__Work required__: Search the listing for the string "Fuel" and copy every line that contains it.

★ ★ ★

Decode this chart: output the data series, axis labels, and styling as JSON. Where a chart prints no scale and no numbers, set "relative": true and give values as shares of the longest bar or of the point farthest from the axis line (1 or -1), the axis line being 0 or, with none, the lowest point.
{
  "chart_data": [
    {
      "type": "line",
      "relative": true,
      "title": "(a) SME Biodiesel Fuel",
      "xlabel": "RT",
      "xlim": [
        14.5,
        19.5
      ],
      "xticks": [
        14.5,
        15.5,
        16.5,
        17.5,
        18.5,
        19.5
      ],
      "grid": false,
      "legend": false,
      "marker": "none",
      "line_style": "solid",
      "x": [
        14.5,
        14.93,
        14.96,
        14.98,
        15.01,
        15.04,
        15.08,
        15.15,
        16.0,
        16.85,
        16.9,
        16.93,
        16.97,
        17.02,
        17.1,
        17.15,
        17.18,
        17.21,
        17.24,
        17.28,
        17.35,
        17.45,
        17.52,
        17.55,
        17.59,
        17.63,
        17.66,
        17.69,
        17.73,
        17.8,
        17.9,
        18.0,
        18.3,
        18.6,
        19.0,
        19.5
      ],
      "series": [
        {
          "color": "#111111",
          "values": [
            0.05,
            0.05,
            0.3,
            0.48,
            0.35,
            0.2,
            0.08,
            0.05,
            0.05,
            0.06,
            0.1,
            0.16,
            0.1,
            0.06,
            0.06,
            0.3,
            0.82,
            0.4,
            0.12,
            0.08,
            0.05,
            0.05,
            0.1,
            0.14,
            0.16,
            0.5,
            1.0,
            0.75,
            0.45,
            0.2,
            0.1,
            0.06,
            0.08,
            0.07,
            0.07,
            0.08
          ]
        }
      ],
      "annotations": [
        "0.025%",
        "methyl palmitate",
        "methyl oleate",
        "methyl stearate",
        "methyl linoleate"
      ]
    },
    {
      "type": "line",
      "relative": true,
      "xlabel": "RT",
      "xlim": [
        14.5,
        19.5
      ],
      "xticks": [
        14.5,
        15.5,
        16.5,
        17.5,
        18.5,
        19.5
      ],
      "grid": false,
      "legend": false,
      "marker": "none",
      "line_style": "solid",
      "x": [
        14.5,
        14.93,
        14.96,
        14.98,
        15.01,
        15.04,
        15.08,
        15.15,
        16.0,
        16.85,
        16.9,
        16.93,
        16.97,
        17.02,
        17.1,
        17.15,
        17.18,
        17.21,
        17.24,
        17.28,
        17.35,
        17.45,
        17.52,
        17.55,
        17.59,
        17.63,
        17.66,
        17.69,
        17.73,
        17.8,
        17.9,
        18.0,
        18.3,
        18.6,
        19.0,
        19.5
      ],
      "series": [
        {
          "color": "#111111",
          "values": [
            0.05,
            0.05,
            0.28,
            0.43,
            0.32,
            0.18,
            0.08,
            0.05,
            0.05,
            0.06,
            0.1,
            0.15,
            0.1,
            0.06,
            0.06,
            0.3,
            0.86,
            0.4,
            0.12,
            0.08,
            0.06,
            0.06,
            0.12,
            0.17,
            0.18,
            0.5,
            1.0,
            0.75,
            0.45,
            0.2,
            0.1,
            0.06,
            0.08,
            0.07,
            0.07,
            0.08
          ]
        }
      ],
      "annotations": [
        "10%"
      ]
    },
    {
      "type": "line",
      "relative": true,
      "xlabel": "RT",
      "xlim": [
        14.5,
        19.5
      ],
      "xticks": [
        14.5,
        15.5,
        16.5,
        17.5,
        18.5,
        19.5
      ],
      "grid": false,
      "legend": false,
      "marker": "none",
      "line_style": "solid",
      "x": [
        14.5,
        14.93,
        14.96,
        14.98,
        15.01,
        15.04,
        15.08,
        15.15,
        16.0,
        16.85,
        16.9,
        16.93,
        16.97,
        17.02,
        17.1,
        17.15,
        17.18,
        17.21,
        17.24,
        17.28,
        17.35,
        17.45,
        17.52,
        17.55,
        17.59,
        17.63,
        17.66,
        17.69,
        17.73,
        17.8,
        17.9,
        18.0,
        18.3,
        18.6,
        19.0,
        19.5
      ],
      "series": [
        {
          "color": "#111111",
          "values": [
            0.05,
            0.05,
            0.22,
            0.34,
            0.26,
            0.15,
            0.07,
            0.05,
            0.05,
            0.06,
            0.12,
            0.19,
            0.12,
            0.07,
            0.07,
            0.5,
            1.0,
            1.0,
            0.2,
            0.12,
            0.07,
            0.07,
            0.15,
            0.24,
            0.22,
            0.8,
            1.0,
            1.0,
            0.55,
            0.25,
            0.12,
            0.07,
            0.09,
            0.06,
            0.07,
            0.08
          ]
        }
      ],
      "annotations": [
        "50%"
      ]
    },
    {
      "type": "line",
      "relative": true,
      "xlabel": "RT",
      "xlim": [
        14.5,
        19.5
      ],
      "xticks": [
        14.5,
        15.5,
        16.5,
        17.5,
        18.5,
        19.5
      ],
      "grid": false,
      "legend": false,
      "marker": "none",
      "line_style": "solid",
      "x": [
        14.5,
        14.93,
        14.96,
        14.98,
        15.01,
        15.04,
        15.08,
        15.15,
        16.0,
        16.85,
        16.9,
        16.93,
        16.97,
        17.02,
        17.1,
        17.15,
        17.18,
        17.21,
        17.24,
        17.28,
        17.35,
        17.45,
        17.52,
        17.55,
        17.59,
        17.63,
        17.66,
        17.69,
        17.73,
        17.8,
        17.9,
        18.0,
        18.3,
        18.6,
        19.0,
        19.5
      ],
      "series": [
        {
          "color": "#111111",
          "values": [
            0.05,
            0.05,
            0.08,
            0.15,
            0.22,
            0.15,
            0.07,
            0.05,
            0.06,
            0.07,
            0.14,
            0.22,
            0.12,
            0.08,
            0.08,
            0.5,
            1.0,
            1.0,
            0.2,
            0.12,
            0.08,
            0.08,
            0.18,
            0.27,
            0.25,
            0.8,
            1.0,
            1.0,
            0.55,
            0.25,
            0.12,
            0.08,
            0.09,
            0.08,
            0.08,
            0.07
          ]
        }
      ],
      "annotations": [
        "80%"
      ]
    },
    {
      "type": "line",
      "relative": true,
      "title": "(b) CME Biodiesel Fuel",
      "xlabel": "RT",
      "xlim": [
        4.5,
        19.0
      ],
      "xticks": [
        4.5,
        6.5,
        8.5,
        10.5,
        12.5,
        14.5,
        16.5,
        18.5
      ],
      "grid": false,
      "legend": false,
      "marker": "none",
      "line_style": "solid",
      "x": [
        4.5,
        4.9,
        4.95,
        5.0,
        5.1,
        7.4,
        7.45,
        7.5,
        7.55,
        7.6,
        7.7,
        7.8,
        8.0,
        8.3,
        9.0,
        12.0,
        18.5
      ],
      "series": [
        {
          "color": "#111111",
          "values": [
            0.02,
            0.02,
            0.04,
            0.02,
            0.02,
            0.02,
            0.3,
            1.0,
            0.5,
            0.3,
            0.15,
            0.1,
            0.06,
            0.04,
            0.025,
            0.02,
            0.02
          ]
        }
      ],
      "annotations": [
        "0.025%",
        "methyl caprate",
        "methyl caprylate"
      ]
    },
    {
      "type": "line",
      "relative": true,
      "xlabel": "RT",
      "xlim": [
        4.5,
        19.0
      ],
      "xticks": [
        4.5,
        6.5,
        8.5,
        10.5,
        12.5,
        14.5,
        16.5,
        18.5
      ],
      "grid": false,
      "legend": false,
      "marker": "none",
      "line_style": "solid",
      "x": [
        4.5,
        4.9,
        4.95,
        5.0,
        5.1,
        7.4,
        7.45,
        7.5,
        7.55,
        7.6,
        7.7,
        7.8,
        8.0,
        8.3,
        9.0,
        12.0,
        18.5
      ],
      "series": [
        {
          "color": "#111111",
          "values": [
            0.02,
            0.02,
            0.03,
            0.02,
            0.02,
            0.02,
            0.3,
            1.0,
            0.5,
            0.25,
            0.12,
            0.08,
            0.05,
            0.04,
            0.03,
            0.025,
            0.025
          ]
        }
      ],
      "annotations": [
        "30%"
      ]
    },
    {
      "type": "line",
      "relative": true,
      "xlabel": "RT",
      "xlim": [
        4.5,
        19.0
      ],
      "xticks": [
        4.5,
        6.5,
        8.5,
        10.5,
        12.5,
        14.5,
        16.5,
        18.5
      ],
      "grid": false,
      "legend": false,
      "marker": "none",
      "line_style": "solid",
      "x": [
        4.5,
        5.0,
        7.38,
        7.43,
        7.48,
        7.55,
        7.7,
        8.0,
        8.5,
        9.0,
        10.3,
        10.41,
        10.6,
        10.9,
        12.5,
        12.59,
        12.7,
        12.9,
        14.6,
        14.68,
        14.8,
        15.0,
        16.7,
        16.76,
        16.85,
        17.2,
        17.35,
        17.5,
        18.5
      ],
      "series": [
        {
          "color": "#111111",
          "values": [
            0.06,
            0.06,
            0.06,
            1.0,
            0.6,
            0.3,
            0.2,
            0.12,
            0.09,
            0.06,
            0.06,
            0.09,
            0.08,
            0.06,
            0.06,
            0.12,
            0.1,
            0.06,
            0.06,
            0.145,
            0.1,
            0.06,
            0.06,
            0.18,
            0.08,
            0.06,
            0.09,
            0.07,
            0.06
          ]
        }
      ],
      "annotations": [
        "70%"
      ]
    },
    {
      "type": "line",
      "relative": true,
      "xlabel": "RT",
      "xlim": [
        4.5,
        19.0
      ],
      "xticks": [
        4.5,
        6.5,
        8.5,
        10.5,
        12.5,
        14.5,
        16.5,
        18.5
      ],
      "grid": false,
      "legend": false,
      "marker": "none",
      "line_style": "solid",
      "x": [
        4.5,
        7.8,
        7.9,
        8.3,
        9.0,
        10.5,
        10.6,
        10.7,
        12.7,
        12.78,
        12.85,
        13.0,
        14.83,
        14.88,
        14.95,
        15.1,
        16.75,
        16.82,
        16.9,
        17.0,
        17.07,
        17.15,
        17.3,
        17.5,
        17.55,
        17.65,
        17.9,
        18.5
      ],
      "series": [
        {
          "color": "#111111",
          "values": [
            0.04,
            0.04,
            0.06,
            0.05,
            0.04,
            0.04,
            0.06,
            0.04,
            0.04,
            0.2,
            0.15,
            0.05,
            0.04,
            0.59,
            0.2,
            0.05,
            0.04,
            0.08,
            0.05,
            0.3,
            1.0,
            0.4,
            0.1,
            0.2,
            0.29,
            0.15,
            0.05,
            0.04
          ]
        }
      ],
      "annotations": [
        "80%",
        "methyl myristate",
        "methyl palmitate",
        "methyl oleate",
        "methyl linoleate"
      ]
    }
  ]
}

★ ★ ★

__Reply to the exercise__:
      "title": "(a) SME Biodiesel Fuel",
      "title": "(b) CME Biodiesel Fuel",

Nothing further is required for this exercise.